■ PROBLEM
Only the pictures are to be left out; set down the rest of the records exactly.

(Collection entries)
+ + + +

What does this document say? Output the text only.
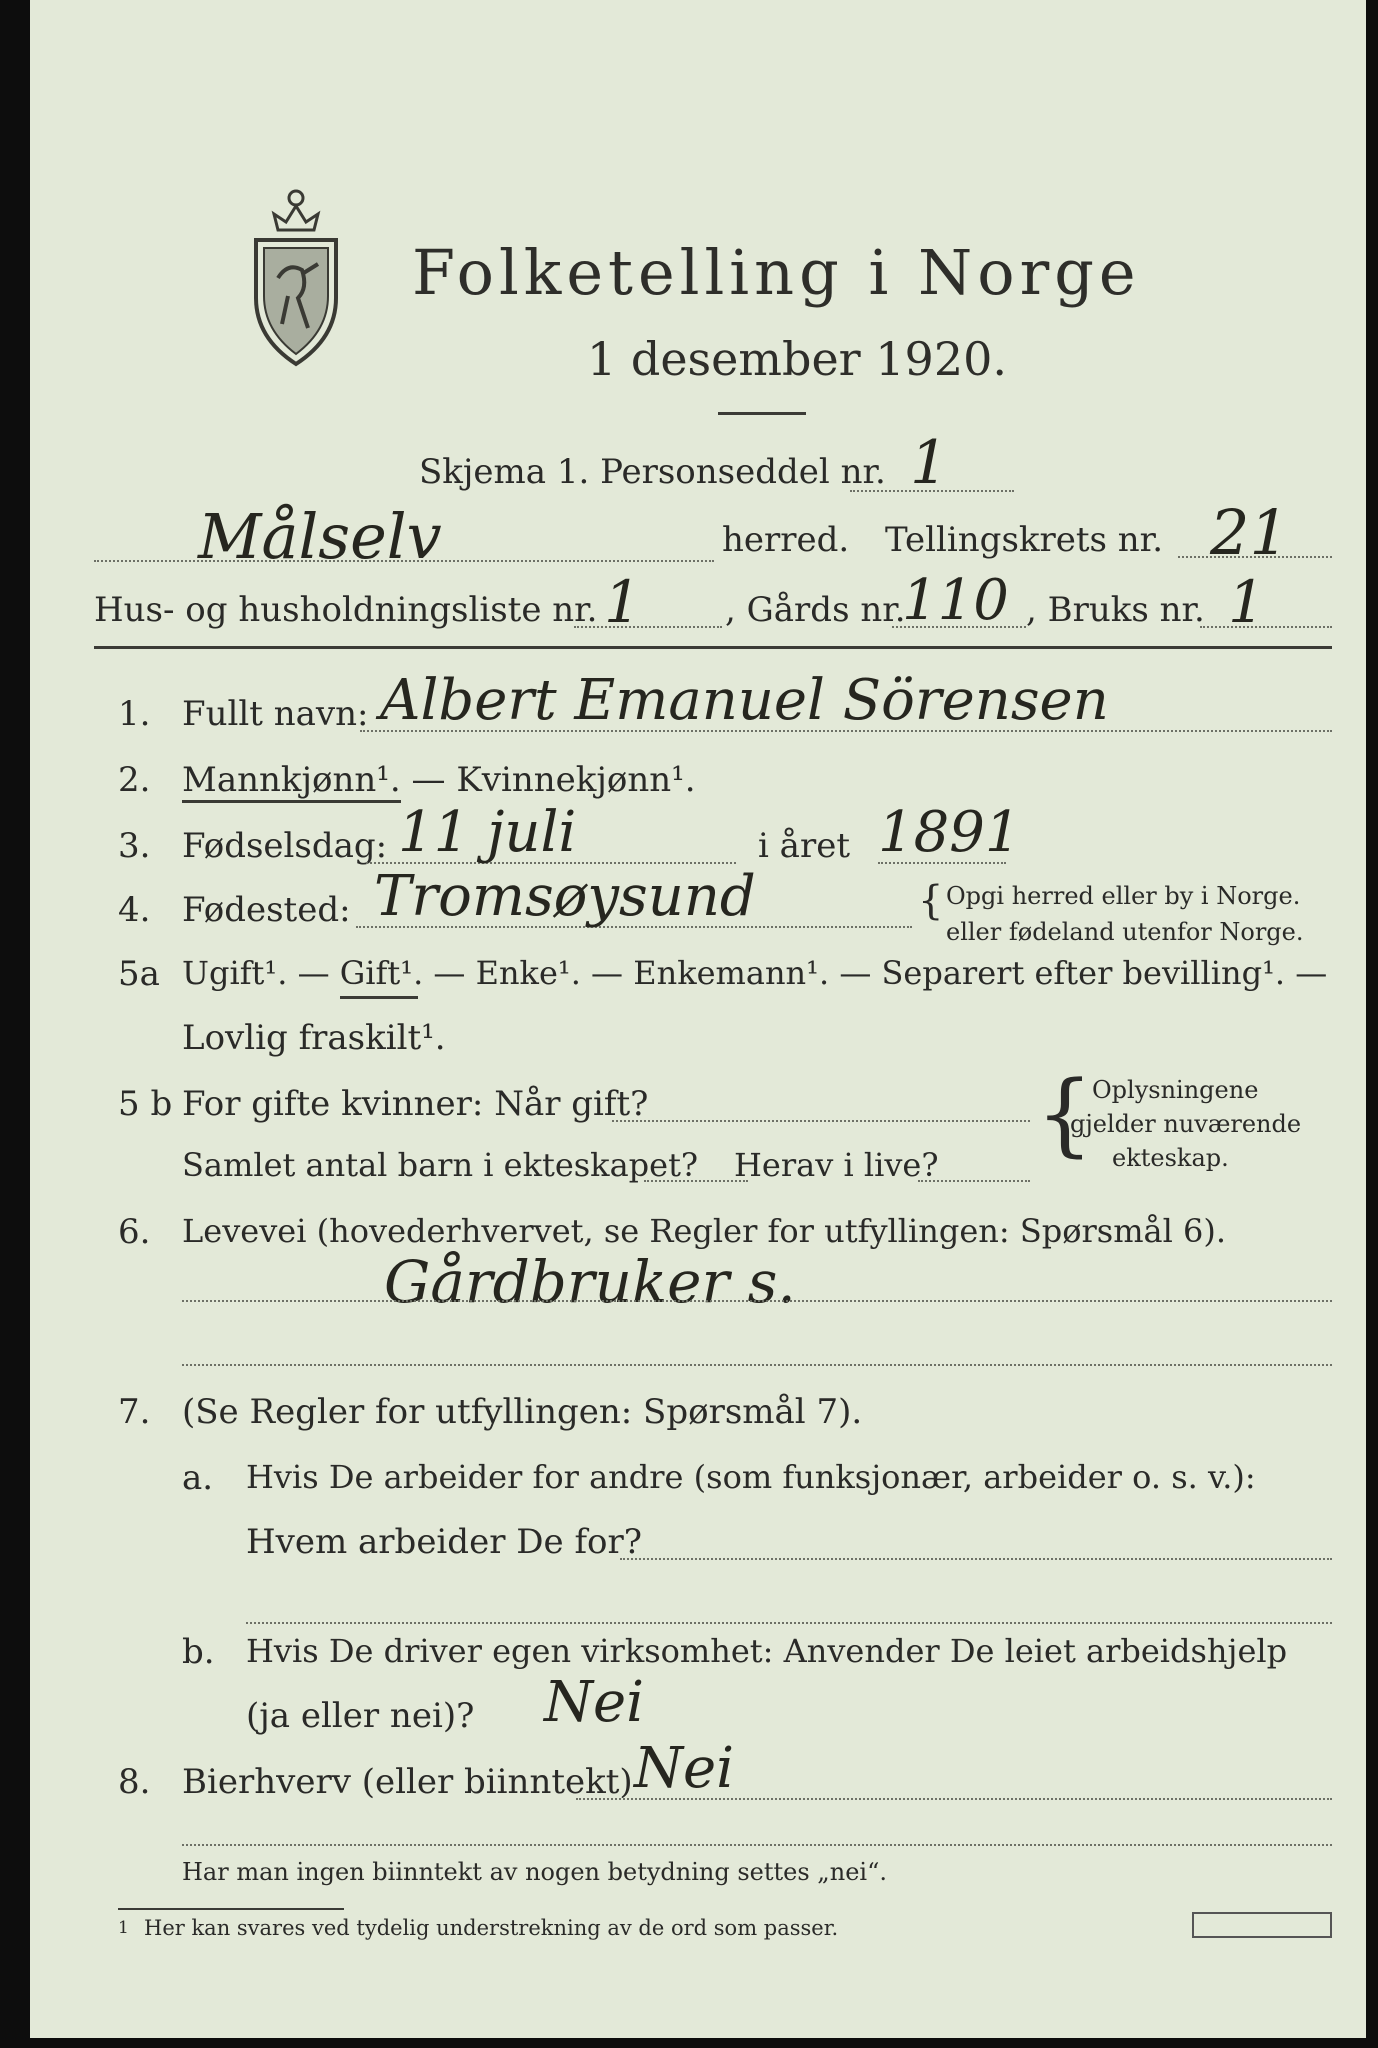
Folketelling i Norge
1 desember 1920.
Skjema 1. Personseddel nr. 1
Målselv	herred. Tellingskrets nr. 21
Hus- og husholdningsliste nr. 1 , Gårds nr.
110 , Bruks nr. 1
1. Fullt navn: Albert Emanuel Sörensen
2. Mannkjønn¹. — Kvinnekjønn¹.
3. Fødselsdag: 11 juli	i året 1891
4. Fødested: Tromsøysund	{ Opgi herred eller by i Norge.
eller fødeland utenfor Norge.
5a Ugift¹. — Gift¹. — Enke¹. — Enkemann¹. — Separert efter bevilling¹. —
Lovlig fraskilt¹.
5 b For gifte kvinner: Når gift?
Samlet antal barn i ekteskapet? Herav i live? {
Oplysningene
gjelder nuværende
ekteskap.
6. Levevei (hovederhvervet, se Regler for utfyllingen: Spørsmål 6).
Gårdbruker s.
7. (Se Regler for utfyllingen: Spørsmål 7).
a. Hvis De arbeider for andre (som funksjonær, arbeider o. s. v.):
Hvem arbeider De for?
b. Hvis De driver egen virksomhet: Anvender De leiet arbeidshjelp
(ja eller nei)? Nei
8. Bierhverv (eller biinntekt) Nei
Har man ingen biinntekt av nogen betydning settes „nei“.
1 Her kan svares ved tydelig understrekning av de ord som passer.
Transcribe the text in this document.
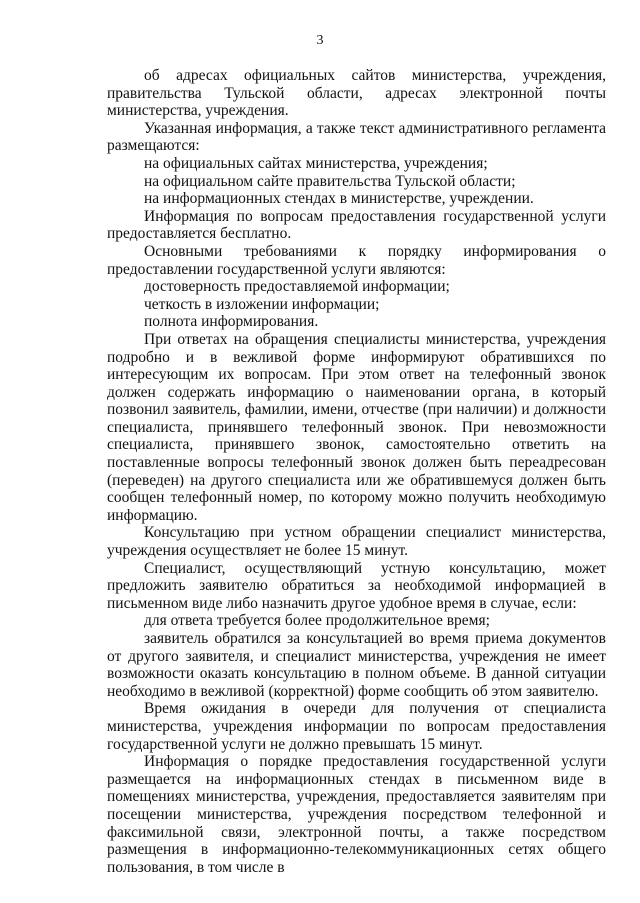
3

об адресах официальных сайтов министерства, учреждения, правительства Тульской области, адресах электронной почты министерства, учреждения.

Указанная информация, а также текст административного регламента размещаются:

на официальных сайтах министерства, учреждения;

на официальном сайте правительства Тульской области;

на информационных стендах в министерстве, учреждении.

Информация по вопросам предоставления государственной услуги предоставляется бесплатно.

Основными требованиями к порядку информирования о предоставлении государственной услуги являются:

достоверность предоставляемой информации;

четкость в изложении информации;

полнота информирования.

При ответах на обращения специалисты министерства, учреждения подробно и в вежливой форме информируют обратившихся по интересующим их вопросам. При этом ответ на телефонный звонок должен содержать информацию о наименовании органа, в который позвонил заявитель, фамилии, имени, отчестве (при наличии) и должности специалиста, принявшего телефонный звонок. При невозможности специалиста, принявшего звонок, самостоятельно ответить на поставленные вопросы телефонный звонок должен быть переадресован (переведен) на другого специалиста или же обратившемуся должен быть сообщен телефонный номер, по которому можно получить необходимую информацию.

Консультацию при устном обращении специалист министерства, учреждения осуществляет не более 15 минут.

Специалист, осуществляющий устную консультацию, может предложить заявителю обратиться за необходимой информацией в письменном виде либо назначить другое удобное время в случае, если:

для ответа требуется более продолжительное время;

заявитель обратился за консультацией во время приема документов от другого заявителя, и специалист министерства, учреждения не имеет возможности оказать консультацию в полном объеме. В данной ситуации необходимо в вежливой (корректной) форме сообщить об этом заявителю.

Время ожидания в очереди для получения от специалиста министерства, учреждения информации по вопросам предоставления государственной услуги не должно превышать 15 минут.

Информация о порядке предоставления государственной услуги размещается на информационных стендах в письменном виде в помещениях министерства, учреждения, предоставляется заявителям при посещении министерства, учреждения посредством телефонной и факсимильной связи, электронной почты, а также посредством размещения в информационно-телекоммуникационных сетях общего пользования, в том числе в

+ + + +

■ WRITTEN RESPONSE
What does this document say? Output the text only.
Folketelling i Norge
1 desember 1920.
Skjema 1. Personseddel nr. 1
Målselv	herred. Tellingskrets nr. 21
Hus- og husholdningsliste nr. 1 , Gårds nr.
110 , Bruks nr. 1
1. Fullt navn: Albert Emanuel Sörensen
2. Mannkjønn¹. — Kvinnekjønn¹.
3. Fødselsdag: 11 juli	i året 1891
4. Fødested: Tromsøysund	{ Opgi herred eller by i Norge.
eller fødeland utenfor Norge.
5a Ugift¹. — Gift¹. — Enke¹. — Enkemann¹. — Separert efter bevilling¹. —
Lovlig fraskilt¹.
5 b For gifte kvinner: Når gift?
Samlet antal barn i ekteskapet? Herav i live? {
Oplysningene
gjelder nuværende
ekteskap.
6. Levevei (hovederhvervet, se Regler for utfyllingen: Spørsmål 6).
Gårdbruker s.
7. (Se Regler for utfyllingen: Spørsmål 7).
a. Hvis De arbeider for andre (som funksjonær, arbeider o. s. v.):
Hvem arbeider De for?
b. Hvis De driver egen virksomhet: Anvender De leiet arbeidshjelp
(ja eller nei)? Nei
8. Bierhverv (eller biinntekt) Nei
Har man ingen biinntekt av nogen betydning settes „nei“.
1 Her kan svares ved tydelig understrekning av de ord som passer.
Transcribe the text in this document.
3

об адресах официальных сайтов министерства, учреждения, правительства Тульской области, адресах электронной почты министерства, учреждения.

Указанная информация, а также текст административного регламента размещаются:

на официальных сайтах министерства, учреждения;

на официальном сайте правительства Тульской области;

на информационных стендах в министерстве, учреждении.

Информация по вопросам предоставления государственной услуги предоставляется бесплатно.

Основными требованиями к порядку информирования о предоставлении государственной услуги являются:

достоверность предоставляемой информации;

четкость в изложении информации;

полнота информирования.

При ответах на обращения специалисты министерства, учреждения подробно и в вежливой форме информируют обратившихся по интересующим их вопросам. При этом ответ на телефонный звонок должен содержать информацию о наименовании органа, в который позвонил заявитель, фамилии, имени, отчестве (при наличии) и должности специалиста, принявшего телефонный звонок. При невозможности специалиста, принявшего звонок, самостоятельно ответить на поставленные вопросы телефонный звонок должен быть переадресован (переведен) на другого специалиста или же обратившемуся должен быть сообщен телефонный номер, по которому можно получить необходимую информацию.

Консультацию при устном обращении специалист министерства, учреждения осуществляет не более 15 минут.

Специалист, осуществляющий устную консультацию, может предложить заявителю обратиться за необходимой информацией в письменном виде либо назначить другое удобное время в случае, если:

для ответа требуется более продолжительное время;

заявитель обратился за консультацией во время приема документов от другого заявителя, и специалист министерства, учреждения не имеет возможности оказать консультацию в полном объеме. В данной ситуации необходимо в вежливой (корректной) форме сообщить об этом заявителю.

Время ожидания в очереди для получения от специалиста министерства, учреждения информации по вопросам предоставления государственной услуги не должно превышать 15 минут.

Информация о порядке предоставления государственной услуги размещается на информационных стендах в письменном виде в помещениях министерства, учреждения, предоставляется заявителям при посещении министерства, учреждения посредством телефонной и факсимильной связи, электронной почты, а также посредством размещения в информационно-телекоммуникационных сетях общего пользования, в том числе в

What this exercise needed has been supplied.